Fragmento de texto —
____
Por nombre, simplemente Amaro. Y en Sevilla, que le dio acogida y renombre,
vivió pacíficamente su locura.
Porque,
según parece, se encontraba ya en Sevilla en 1657, año en que murió el
arzobispo fray Pedro de Tapia. Que fue Amaro al arzobispado a pedir limosna y
encontró la concurrencia con caras tristes. Preguntó la causa y le dijeron que
el arzobispo estaba muy grave. Pudo verlo Amaro y su chispa graciosa no se hizo
esperar:
—Estas
ya no son tapias, sino ruinas.
Recluido
en la Casa de Inocentes, más comúnmente llamada Casa de los Locos, en la calle de
San Luis junto a San Marcos, los administradores intuyen que la chispa mordaz
de Amaro es un potencial recurso de colecta de limosnas. Atado a otro colega
con una cadena, «que es la insignia de mi santa Casa», como él decía
irónicamente, y con la
alcuza al cuello, lo lanzan a la calle a cumplir su cometido diario. Y no lo
hace mal, al punto que Amaro se cree amparo y protección de sus propios
compañeros de penas:
–Mi
señor administrador se come las gallinas y los gallos, y nos mata de hambre a
nosotros. Él se abriga muy bien, y nosotros nos morimos de frío. Gobierna
nuestra Casa el señor don Andrés de Frías, que es un caballero de Olmedo, mucho
hábito de Santiago, canónigo, y poco cuidado con los pobres, que somos sus
hermanos y dueños de nuestra Casa, que a no tenerme a mí (que aunque no la
gobierno, soy protector y les junto la limosna) se les resfriarían las barrigas
por dentro y por de fuera con el gobierno de nuestro administrador.
____
Material proporcionado —

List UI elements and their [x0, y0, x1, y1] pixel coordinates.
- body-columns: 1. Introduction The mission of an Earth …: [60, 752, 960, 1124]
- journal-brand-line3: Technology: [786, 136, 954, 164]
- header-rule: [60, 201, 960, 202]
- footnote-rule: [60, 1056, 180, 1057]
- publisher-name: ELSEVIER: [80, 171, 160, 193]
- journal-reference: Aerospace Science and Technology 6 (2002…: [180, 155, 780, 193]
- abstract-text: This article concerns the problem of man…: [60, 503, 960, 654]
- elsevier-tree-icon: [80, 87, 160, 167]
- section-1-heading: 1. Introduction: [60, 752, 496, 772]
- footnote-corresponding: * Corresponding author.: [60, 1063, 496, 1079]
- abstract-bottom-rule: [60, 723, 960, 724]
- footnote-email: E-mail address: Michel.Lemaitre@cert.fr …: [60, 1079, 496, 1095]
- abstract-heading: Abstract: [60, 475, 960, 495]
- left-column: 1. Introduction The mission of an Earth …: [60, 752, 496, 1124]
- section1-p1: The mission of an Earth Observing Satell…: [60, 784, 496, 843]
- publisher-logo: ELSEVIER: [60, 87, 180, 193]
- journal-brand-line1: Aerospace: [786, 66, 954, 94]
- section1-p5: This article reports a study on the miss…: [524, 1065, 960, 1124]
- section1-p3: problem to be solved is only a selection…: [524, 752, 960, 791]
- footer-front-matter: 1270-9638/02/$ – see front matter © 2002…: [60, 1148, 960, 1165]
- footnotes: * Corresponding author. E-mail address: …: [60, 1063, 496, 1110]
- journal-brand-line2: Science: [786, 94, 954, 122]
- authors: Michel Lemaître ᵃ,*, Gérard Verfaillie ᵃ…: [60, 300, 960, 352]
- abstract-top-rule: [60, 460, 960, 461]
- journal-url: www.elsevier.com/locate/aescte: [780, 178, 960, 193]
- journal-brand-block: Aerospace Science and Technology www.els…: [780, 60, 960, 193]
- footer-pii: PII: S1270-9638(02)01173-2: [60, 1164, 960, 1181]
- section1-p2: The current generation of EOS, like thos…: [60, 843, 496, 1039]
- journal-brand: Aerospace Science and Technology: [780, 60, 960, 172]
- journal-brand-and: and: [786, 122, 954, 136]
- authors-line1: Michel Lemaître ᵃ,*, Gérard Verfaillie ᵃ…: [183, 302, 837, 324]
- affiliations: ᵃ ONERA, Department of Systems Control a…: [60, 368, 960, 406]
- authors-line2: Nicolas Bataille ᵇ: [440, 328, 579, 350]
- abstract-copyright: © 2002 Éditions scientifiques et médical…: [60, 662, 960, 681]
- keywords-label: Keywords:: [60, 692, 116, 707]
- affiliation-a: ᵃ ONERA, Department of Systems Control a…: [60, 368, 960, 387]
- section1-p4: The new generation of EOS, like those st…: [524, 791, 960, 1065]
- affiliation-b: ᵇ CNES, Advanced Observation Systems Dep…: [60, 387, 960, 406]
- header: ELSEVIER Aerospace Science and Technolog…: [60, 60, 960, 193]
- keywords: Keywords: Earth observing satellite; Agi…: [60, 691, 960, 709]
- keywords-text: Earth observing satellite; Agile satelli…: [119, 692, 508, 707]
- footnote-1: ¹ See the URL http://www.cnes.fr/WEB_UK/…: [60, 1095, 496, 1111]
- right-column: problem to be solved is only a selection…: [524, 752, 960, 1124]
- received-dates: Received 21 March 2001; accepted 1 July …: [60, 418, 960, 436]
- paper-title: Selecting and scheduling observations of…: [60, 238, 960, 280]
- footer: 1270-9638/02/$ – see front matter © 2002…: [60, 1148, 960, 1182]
____
Problema —
En el texto sobre Amaro, reproduce el fragmento que empieza con las palabras "Por nombre, simplemente" y termina con "tapias, sino ruinas.", sustituyendo "Sevilla" por "Córdoba".

Solución —
Por nombre, simplemente Amaro. Y en Córdoba, que le dio acogida y renombre,
vivió pacíficamente su locura.
Porque,
según parece, se encontraba ya en Córdoba en 1657, año en que murió el
arzobispo fray Pedro de Tapia. Que fue Amaro al arzobispado a pedir limosna y
encontró la concurrencia con caras tristes. Preguntó la causa y le dijeron que
el arzobispo estaba muy grave. Pudo verlo Amaro y su chispa graciosa no se hizo
esperar:
—Estas
ya no son tapias, sino ruinas.